The records below must be duplicated exactly, character for character.

▶ Data
+ + + + +

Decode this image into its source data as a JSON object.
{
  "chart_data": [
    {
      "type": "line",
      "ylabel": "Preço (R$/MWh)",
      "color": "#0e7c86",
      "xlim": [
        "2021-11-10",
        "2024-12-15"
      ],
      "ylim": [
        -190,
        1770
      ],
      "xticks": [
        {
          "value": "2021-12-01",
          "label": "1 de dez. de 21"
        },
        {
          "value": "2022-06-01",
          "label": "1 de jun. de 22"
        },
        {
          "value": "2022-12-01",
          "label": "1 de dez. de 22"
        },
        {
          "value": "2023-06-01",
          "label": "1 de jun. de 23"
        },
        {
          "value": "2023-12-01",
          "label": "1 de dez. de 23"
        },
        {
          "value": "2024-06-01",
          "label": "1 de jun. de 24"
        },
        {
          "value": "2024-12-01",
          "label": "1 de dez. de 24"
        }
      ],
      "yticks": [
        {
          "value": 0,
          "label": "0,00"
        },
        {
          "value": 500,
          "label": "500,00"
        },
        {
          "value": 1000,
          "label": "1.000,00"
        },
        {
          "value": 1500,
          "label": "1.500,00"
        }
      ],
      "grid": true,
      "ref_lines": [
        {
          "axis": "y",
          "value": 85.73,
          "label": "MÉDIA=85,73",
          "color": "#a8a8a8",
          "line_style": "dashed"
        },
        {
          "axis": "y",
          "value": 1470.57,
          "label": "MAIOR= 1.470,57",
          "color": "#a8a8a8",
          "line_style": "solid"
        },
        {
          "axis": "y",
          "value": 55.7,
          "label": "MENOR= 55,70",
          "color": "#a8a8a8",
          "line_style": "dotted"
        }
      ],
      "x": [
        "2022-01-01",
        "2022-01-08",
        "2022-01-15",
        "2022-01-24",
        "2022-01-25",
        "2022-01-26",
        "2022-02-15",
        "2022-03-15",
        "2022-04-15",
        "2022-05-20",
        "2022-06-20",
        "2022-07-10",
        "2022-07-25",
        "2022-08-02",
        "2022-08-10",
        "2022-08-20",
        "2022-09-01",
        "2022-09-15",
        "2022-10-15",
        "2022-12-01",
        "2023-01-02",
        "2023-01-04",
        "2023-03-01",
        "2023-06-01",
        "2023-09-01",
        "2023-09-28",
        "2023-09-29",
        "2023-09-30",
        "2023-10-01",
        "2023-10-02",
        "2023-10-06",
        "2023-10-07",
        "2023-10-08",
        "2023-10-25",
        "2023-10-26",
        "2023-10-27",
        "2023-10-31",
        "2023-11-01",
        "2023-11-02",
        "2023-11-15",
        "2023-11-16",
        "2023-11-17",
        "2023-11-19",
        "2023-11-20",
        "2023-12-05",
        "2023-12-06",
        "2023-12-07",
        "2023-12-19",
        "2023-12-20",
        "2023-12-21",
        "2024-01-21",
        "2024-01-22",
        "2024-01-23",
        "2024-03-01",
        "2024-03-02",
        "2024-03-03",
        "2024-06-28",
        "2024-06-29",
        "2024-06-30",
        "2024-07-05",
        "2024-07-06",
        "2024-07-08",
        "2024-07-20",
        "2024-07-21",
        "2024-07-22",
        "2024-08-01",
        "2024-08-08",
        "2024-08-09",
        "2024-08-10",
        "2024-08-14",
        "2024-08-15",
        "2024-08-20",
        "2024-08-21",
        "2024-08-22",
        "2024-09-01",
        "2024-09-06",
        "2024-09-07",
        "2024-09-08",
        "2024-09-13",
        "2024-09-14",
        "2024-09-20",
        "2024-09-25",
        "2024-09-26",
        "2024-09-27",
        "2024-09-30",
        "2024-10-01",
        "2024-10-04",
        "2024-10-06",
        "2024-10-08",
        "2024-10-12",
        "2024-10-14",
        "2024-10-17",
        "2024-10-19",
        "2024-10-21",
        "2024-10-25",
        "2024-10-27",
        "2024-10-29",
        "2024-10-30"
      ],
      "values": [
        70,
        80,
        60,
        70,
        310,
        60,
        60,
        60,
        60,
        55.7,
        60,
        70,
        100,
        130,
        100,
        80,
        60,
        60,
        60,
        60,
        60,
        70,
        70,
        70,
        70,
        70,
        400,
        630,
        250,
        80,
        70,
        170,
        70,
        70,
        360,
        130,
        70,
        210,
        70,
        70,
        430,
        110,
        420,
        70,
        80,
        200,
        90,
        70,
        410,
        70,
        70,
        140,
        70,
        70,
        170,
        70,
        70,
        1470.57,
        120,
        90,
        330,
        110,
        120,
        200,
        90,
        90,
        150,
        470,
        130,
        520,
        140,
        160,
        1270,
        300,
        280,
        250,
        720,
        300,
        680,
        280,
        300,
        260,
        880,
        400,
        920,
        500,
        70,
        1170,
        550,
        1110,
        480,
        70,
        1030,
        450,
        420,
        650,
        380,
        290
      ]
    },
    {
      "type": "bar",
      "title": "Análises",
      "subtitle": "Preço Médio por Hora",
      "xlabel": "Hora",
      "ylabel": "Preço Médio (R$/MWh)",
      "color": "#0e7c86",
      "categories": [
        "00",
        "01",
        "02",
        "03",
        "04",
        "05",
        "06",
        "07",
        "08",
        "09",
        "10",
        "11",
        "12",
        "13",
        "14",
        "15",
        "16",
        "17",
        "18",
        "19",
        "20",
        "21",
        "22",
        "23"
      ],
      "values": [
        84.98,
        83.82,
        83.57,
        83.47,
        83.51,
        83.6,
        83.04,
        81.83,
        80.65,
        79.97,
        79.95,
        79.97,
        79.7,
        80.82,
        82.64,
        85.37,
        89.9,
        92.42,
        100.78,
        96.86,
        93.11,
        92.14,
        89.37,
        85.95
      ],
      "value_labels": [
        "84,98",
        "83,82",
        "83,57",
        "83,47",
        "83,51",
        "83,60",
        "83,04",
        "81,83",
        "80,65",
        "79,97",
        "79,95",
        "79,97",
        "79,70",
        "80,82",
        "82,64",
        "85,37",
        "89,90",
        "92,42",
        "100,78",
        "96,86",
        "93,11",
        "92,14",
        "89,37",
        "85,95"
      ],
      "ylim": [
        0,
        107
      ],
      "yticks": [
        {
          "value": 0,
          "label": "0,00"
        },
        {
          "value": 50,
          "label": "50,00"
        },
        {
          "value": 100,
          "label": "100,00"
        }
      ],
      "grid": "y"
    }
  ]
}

+ + + + +

▶ Solution to the problem
Decode this image into its source data as a JSON object.
{
  "chart_data": [
    {
      "type": "line",
      "ylabel": "Preço (R$/MWh)",
      "color": "#0e7c86",
      "xlim": [
        "2021-11-10",
        "2024-12-15"
      ],
      "ylim": [
        -190,
        1770
      ],
      "xticks": [
        {
          "value": "2021-12-01",
          "label": "1 de dez. de 21"
        },
        {
          "value": "2022-06-01",
          "label": "1 de jun. de 22"
        },
        {
          "value": "2022-12-01",
          "label": "1 de dez. de 22"
        },
        {
          "value": "2023-06-01",
          "label": "1 de jun. de 23"
        },
        {
          "value": "2023-12-01",
          "label": "1 de dez. de 23"
        },
        {
          "value": "2024-06-01",
          "label": "1 de jun. de 24"
        },
        {
          "value": "2024-12-01",
          "label": "1 de dez. de 24"
        }
      ],
      "yticks": [
        {
          "value": 0,
          "label": "0,00"
        },
        {
          "value": 500,
          "label": "500,00"
        },
        {
          "value": 1000,
          "label": "1.000,00"
        },
        {
          "value": 1500,
          "label": "1.500,00"
        }
      ],
      "grid": true,
      "ref_lines": [
        {
          "axis": "y",
          "value": 85.73,
          "label": "MÉDIA=85,73",
          "color": "#a8a8a8",
          "line_style": "dashed"
        },
        {
          "axis": "y",
          "value": 1470.57,
          "label": "MAIOR= 1.470,57",
          "color": "#a8a8a8",
          "line_style": "solid"
        },
        {
          "axis": "y",
          "value": 55.7,
          "label": "MENOR= 55,70",
          "color": "#a8a8a8",
          "line_style": "dotted"
        }
      ],
      "x": [
        "2022-01-01",
        "2022-01-08",
        "2022-01-15",
        "2022-01-24",
        "2022-01-25",
        "2022-01-26",
        "2022-02-15",
        "2022-03-15",
        "2022-04-15",
        "2022-05-20",
        "2022-06-20",
        "2022-07-10",
        "2022-07-25",
        "2022-08-02",
        "2022-08-10",
        "2022-08-20",
        "2022-09-01",
        "2022-09-15",
        "2022-10-15",
        "2022-12-01",
        "2023-01-02",
        "2023-01-04",
        "2023-03-01",
        "2023-06-01",
        "2023-09-01",
        "2023-09-28",
        "2023-09-29",
        "2023-09-30",
        "2023-10-01",
        "2023-10-02",
        "2023-10-06",
        "2023-10-07",
        "2023-10-08",
        "2023-10-25",
        "2023-10-26",
        "2023-10-27",
        "2023-10-31",
        "2023-11-01",
        "2023-11-02",
        "2023-11-15",
        "2023-11-16",
        "2023-11-17",
        "2023-11-19",
        "2023-11-20",
        "2023-12-05",
        "2023-12-06",
        "2023-12-07",
        "2023-12-19",
        "2023-12-20",
        "2023-12-21",
        "2024-01-21",
        "2024-01-22",
        "2024-01-23",
        "2024-03-01",
        "2024-03-02",
        "2024-03-03",
        "2024-06-28",
        "2024-06-29",
        "2024-06-30",
        "2024-07-05",
        "2024-07-06",
        "2024-07-08",
        "2024-07-20",
        "2024-07-21",
        "2024-07-22",
        "2024-08-01",
        "2024-08-08",
        "2024-08-09",
        "2024-08-10",
        "2024-08-14",
        "2024-08-15",
        "2024-08-20",
        "2024-08-21",
        "2024-08-22",
        "2024-09-01",
        "2024-09-06",
        "2024-09-07",
        "2024-09-08",
        "2024-09-13",
        "2024-09-14",
        "2024-09-20",
        "2024-09-25",
        "2024-09-26",
        "2024-09-27",
        "2024-09-30",
        "2024-10-01",
        "2024-10-04",
        "2024-10-06",
        "2024-10-08",
        "2024-10-12",
        "2024-10-14",
        "2024-10-17",
        "2024-10-19",
        "2024-10-21",
        "2024-10-25",
        "2024-10-27",
        "2024-10-29",
        "2024-10-30"
      ],
      "values": [
        70,
        80,
        60,
        70,
        310,
        60,
        60,
        60,
        60,
        55.7,
        60,
        70,
        100,
        130,
        100,
        80,
        60,
        60,
        60,
        60,
        60,
        70,
        70,
        70,
        70,
        70,
        400,
        630,
        250,
        80,
        70,
        170,
        70,
        70,
        360,
        130,
        70,
        210,
        70,
        70,
        430,
        110,
        420,
        70,
        80,
        200,
        90,
        70,
        410,
        70,
        70,
        140,
        70,
        70,
        170,
        70,
        70,
        1470.57,
        120,
        90,
        330,
        110,
        120,
        200,
        90,
        90,
        150,
        470,
        130,
        520,
        140,
        160,
        1270,
        300,
        280,
        250,
        720,
        300,
        680,
        280,
        300,
        260,
        880,
        400,
        920,
        500,
        70,
        1170,
        550,
        1110,
        480,
        70,
        1030,
        450,
        420,
        650,
        380,
        290
      ]
    },
    {
      "type": "bar",
      "title": "Análises",
      "subtitle": "Preço Médio por Hora",
      "xlabel": "Hora",
      "ylabel": "Preço Médio (R$/MWh)",
      "color": "#0e7c86",
      "categories": [
        "00",
        "01",
        "02",
        "03",
        "04",
        "05",
        "06",
        "07",
        "08",
        "09",
        "10",
        "11",
        "12",
        "13",
        "14",
        "15",
        "16",
        "17",
        "18",
        "19",
        "20",
        "21",
        "22",
        "23"
      ],
      "values": [
        84.98,
        83.82,
        83.57,
        83.47,
        83.51,
        83.6,
        83.04,
        81.83,
        80.65,
        79.97,
        79.95,
        79.97,
        79.7,
        80.82,
        82.64,
        85.37,
        89.9,
        92.42,
        100.78,
        96.86,
        93.11,
        92.14,
        89.37,
        85.95
      ],
      "value_labels": [
        "84,98",
        "83,82",
        "83,57",
        "83,47",
        "83,51",
        "83,60",
        "83,04",
        "81,83",
        "80,65",
        "79,97",
        "79,95",
        "79,97",
        "79,70",
        "80,82",
        "82,64",
        "85,37",
        "89,90",
        "92,42",
        "100,78",
        "96,86",
        "93,11",
        "92,14",
        "89,37",
        "85,95"
      ],
      "ylim": [
        0,
        107
      ],
      "yticks": [
        {
          "value": 0,
          "label": "0,00"
        },
        {
          "value": 50,
          "label": "50,00"
        },
        {
          "value": 100,
          "label": "100,00"
        }
      ],
      "grid": "y"
    }
  ]
}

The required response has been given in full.